Quote the records that follow in full and exactly; leave out the pictures.

Items listed in a dataset:
------------------------------------------------------------
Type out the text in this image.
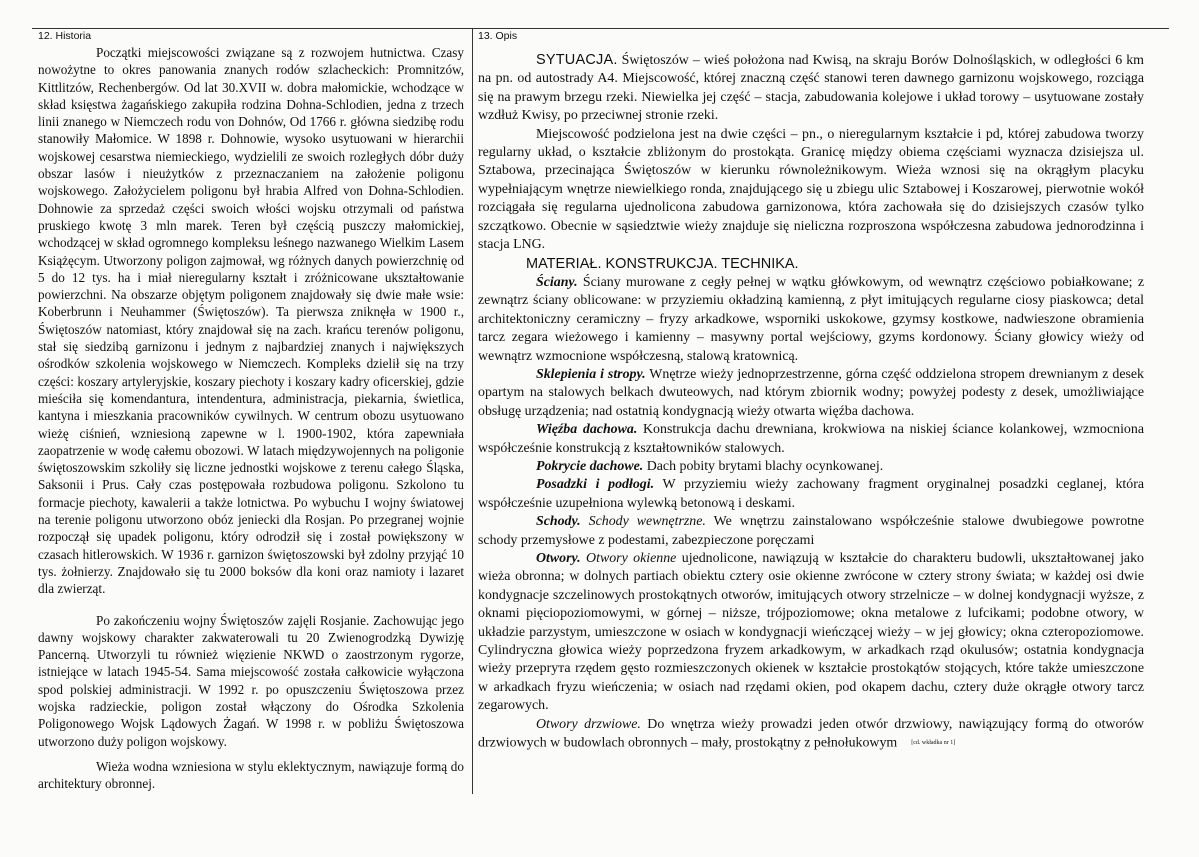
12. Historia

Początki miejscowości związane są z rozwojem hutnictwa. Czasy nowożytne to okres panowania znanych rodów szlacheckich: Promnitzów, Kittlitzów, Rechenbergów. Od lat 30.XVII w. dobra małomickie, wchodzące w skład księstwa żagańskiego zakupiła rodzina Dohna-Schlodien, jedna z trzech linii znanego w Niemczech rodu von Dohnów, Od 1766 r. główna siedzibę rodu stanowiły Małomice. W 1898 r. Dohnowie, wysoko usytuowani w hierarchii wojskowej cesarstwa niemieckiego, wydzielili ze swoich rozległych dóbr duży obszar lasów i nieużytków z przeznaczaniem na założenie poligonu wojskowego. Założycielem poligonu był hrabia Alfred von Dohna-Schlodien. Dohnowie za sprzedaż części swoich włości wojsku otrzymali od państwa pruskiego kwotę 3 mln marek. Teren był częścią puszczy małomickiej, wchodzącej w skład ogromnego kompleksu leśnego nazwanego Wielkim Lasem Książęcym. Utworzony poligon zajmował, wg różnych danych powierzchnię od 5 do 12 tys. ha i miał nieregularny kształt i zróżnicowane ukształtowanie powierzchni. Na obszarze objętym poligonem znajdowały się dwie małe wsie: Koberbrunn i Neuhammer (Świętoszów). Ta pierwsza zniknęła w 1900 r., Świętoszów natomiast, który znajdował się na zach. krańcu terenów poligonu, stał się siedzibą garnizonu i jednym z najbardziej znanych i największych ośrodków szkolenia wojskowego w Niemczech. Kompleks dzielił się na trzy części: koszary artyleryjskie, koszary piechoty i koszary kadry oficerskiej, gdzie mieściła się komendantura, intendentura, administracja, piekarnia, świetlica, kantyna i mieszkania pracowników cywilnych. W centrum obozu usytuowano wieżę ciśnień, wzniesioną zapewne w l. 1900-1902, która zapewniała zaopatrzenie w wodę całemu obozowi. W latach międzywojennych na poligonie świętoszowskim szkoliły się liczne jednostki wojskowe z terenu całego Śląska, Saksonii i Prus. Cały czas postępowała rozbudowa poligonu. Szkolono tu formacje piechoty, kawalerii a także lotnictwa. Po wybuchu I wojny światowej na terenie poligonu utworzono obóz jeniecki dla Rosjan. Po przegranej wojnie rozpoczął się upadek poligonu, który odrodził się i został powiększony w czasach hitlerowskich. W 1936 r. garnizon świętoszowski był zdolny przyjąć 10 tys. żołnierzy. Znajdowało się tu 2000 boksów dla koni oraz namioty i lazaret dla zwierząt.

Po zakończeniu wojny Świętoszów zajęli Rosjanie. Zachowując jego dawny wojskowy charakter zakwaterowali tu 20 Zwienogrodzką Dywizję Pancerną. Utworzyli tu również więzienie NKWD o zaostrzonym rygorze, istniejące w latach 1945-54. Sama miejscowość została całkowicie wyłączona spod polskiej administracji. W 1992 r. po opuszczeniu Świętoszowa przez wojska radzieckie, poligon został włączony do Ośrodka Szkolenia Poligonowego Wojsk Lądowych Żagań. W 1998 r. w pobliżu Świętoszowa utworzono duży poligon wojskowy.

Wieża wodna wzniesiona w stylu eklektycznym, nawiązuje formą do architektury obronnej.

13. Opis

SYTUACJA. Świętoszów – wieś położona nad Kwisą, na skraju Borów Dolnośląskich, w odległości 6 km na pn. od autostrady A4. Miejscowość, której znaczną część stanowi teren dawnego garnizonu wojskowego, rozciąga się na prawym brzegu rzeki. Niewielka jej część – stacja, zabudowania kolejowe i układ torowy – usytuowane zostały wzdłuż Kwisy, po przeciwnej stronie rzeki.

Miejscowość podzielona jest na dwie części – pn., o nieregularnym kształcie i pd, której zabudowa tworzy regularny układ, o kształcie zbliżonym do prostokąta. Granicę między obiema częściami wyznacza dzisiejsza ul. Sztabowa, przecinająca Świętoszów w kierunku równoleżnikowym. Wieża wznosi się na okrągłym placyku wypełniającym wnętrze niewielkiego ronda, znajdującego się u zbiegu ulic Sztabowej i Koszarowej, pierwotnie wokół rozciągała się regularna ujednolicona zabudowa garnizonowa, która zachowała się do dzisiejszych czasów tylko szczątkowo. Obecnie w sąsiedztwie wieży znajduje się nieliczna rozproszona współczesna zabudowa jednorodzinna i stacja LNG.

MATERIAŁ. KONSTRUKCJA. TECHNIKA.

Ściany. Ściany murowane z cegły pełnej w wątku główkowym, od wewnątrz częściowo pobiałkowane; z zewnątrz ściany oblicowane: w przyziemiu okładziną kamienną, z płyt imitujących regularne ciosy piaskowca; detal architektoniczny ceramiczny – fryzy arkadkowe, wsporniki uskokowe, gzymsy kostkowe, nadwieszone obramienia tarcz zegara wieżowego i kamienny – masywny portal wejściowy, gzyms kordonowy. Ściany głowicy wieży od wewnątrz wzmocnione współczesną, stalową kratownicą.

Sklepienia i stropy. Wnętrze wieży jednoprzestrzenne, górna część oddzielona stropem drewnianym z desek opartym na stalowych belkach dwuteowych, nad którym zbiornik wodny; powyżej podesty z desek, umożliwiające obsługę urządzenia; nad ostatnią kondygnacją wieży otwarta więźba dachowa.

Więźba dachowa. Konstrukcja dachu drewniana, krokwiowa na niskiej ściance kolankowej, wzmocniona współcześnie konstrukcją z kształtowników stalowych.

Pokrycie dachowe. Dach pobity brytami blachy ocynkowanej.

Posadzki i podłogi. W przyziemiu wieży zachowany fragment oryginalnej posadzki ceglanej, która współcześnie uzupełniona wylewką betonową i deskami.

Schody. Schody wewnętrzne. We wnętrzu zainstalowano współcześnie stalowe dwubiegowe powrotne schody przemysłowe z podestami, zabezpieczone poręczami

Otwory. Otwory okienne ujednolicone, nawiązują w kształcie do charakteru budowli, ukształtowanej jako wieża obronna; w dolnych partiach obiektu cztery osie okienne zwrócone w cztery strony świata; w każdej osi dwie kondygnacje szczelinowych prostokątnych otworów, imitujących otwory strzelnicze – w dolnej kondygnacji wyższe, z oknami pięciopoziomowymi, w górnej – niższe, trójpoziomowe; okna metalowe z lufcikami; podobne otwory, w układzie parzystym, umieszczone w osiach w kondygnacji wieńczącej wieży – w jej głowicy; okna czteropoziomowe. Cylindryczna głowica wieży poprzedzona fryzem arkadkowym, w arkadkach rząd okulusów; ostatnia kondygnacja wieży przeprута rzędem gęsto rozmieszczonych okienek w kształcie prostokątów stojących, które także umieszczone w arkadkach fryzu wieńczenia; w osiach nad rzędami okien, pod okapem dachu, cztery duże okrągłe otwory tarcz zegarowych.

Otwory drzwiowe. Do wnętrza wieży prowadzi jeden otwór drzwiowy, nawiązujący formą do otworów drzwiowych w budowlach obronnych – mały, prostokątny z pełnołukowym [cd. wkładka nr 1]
------------------------------------------------------------
TASK OUTPUT:
Type out the text in this image.
12. Historia

Początki miejscowości związane są z rozwojem hutnictwa. Czasy nowożytne to okres panowania znanych rodów szlacheckich: Promnitzów, Kittlitzów, Rechenbergów. Od lat 30.XVII w. dobra małomickie, wchodzące w skład księstwa żagańskiego zakupiła rodzina Dohna-Schlodien, jedna z trzech linii znanego w Niemczech rodu von Dohnów, Od 1766 r. główna siedzibę rodu stanowiły Małomice. W 1898 r. Dohnowie, wysoko usytuowani w hierarchii wojskowej cesarstwa niemieckiego, wydzielili ze swoich rozległych dóbr duży obszar lasów i nieużytków z przeznaczaniem na założenie poligonu wojskowego. Założycielem poligonu był hrabia Alfred von Dohna-Schlodien. Dohnowie za sprzedaż części swoich włości wojsku otrzymali od państwa pruskiego kwotę 3 mln marek. Teren był częścią puszczy małomickiej, wchodzącej w skład ogromnego kompleksu leśnego nazwanego Wielkim Lasem Książęcym. Utworzony poligon zajmował, wg różnych danych powierzchnię od 5 do 12 tys. ha i miał nieregularny kształt i zróżnicowane ukształtowanie powierzchni. Na obszarze objętym poligonem znajdowały się dwie małe wsie: Koberbrunn i Neuhammer (Świętoszów). Ta pierwsza zniknęła w 1900 r., Świętoszów natomiast, który znajdował się na zach. krańcu terenów poligonu, stał się siedzibą garnizonu i jednym z najbardziej znanych i największych ośrodków szkolenia wojskowego w Niemczech. Kompleks dzielił się na trzy części: koszary artyleryjskie, koszary piechoty i koszary kadry oficerskiej, gdzie mieściła się komendantura, intendentura, administracja, piekarnia, świetlica, kantyna i mieszkania pracowników cywilnych. W centrum obozu usytuowano wieżę ciśnień, wzniesioną zapewne w l. 1900-1902, która zapewniała zaopatrzenie w wodę całemu obozowi. W latach międzywojennych na poligonie świętoszowskim szkoliły się liczne jednostki wojskowe z terenu całego Śląska, Saksonii i Prus. Cały czas postępowała rozbudowa poligonu. Szkolono tu formacje piechoty, kawalerii a także lotnictwa. Po wybuchu I wojny światowej na terenie poligonu utworzono obóz jeniecki dla Rosjan. Po przegranej wojnie rozpoczął się upadek poligonu, który odrodził się i został powiększony w czasach hitlerowskich. W 1936 r. garnizon świętoszowski był zdolny przyjąć 10 tys. żołnierzy. Znajdowało się tu 2000 boksów dla koni oraz namioty i lazaret dla zwierząt.

Po zakończeniu wojny Świętoszów zajęli Rosjanie. Zachowując jego dawny wojskowy charakter zakwaterowali tu 20 Zwienogrodzką Dywizję Pancerną. Utworzyli tu również więzienie NKWD o zaostrzonym rygorze, istniejące w latach 1945-54. Sama miejscowość została całkowicie wyłączona spod polskiej administracji. W 1992 r. po opuszczeniu Świętoszowa przez wojska radzieckie, poligon został włączony do Ośrodka Szkolenia Poligonowego Wojsk Lądowych Żagań. W 1998 r. w pobliżu Świętoszowa utworzono duży poligon wojskowy.

Wieża wodna wzniesiona w stylu eklektycznym, nawiązuje formą do architektury obronnej.

13. Opis

SYTUACJA. Świętoszów – wieś położona nad Kwisą, na skraju Borów Dolnośląskich, w odległości 6 km na pn. od autostrady A4. Miejscowość, której znaczną część stanowi teren dawnego garnizonu wojskowego, rozciąga się na prawym brzegu rzeki. Niewielka jej część – stacja, zabudowania kolejowe i układ torowy – usytuowane zostały wzdłuż Kwisy, po przeciwnej stronie rzeki.

Miejscowość podzielona jest na dwie części – pn., o nieregularnym kształcie i pd, której zabudowa tworzy regularny układ, o kształcie zbliżonym do prostokąta. Granicę między obiema częściami wyznacza dzisiejsza ul. Sztabowa, przecinająca Świętoszów w kierunku równoleżnikowym. Wieża wznosi się na okrągłym placyku wypełniającym wnętrze niewielkiego ronda, znajdującego się u zbiegu ulic Sztabowej i Koszarowej, pierwotnie wokół rozciągała się regularna ujednolicona zabudowa garnizonowa, która zachowała się do dzisiejszych czasów tylko szczątkowo. Obecnie w sąsiedztwie wieży znajduje się nieliczna rozproszona współczesna zabudowa jednorodzinna i stacja LNG.

MATERIAŁ. KONSTRUKCJA. TECHNIKA.

Ściany. Ściany murowane z cegły pełnej w wątku główkowym, od wewnątrz częściowo pobiałkowane; z zewnątrz ściany oblicowane: w przyziemiu okładziną kamienną, z płyt imitujących regularne ciosy piaskowca; detal architektoniczny ceramiczny – fryzy arkadkowe, wsporniki uskokowe, gzymsy kostkowe, nadwieszone obramienia tarcz zegara wieżowego i kamienny – masywny portal wejściowy, gzyms kordonowy. Ściany głowicy wieży od wewnątrz wzmocnione współczesną, stalową kratownicą.

Sklepienia i stropy. Wnętrze wieży jednoprzestrzenne, górna część oddzielona stropem drewnianym z desek opartym na stalowych belkach dwuteowych, nad którym zbiornik wodny; powyżej podesty z desek, umożliwiające obsługę urządzenia; nad ostatnią kondygnacją wieży otwarta więźba dachowa.

Więźba dachowa. Konstrukcja dachu drewniana, krokwiowa na niskiej ściance kolankowej, wzmocniona współcześnie konstrukcją z kształtowników stalowych.

Pokrycie dachowe. Dach pobity brytami blachy ocynkowanej.

Posadzki i podłogi. W przyziemiu wieży zachowany fragment oryginalnej posadzki ceglanej, która współcześnie uzupełniona wylewką betonową i deskami.

Schody. Schody wewnętrzne. We wnętrzu zainstalowano współcześnie stalowe dwubiegowe powrotne schody przemysłowe z podestami, zabezpieczone poręczami

Otwory. Otwory okienne ujednolicone, nawiązują w kształcie do charakteru budowli, ukształtowanej jako wieża obronna; w dolnych partiach obiektu cztery osie okienne zwrócone w cztery strony świata; w każdej osi dwie kondygnacje szczelinowych prostokątnych otworów, imitujących otwory strzelnicze – w dolnej kondygnacji wyższe, z oknami pięciopoziomowymi, w górnej – niższe, trójpoziomowe; okna metalowe z lufcikami; podobne otwory, w układzie parzystym, umieszczone w osiach w kondygnacji wieńczącej wieży – w jej głowicy; okna czteropoziomowe. Cylindryczna głowica wieży poprzedzona fryzem arkadkowym, w arkadkach rząd okulusów; ostatnia kondygnacja wieży przeprута rzędem gęsto rozmieszczonych okienek w kształcie prostokątów stojących, które także umieszczone w arkadkach fryzu wieńczenia; w osiach nad rzędami okien, pod okapem dachu, cztery duże okrągłe otwory tarcz zegarowych.

Otwory drzwiowe. Do wnętrza wieży prowadzi jeden otwór drzwiowy, nawiązujący formą do otworów drzwiowych w budowlach obronnych – mały, prostokątny z pełnołukowym [cd. wkładka nr 1]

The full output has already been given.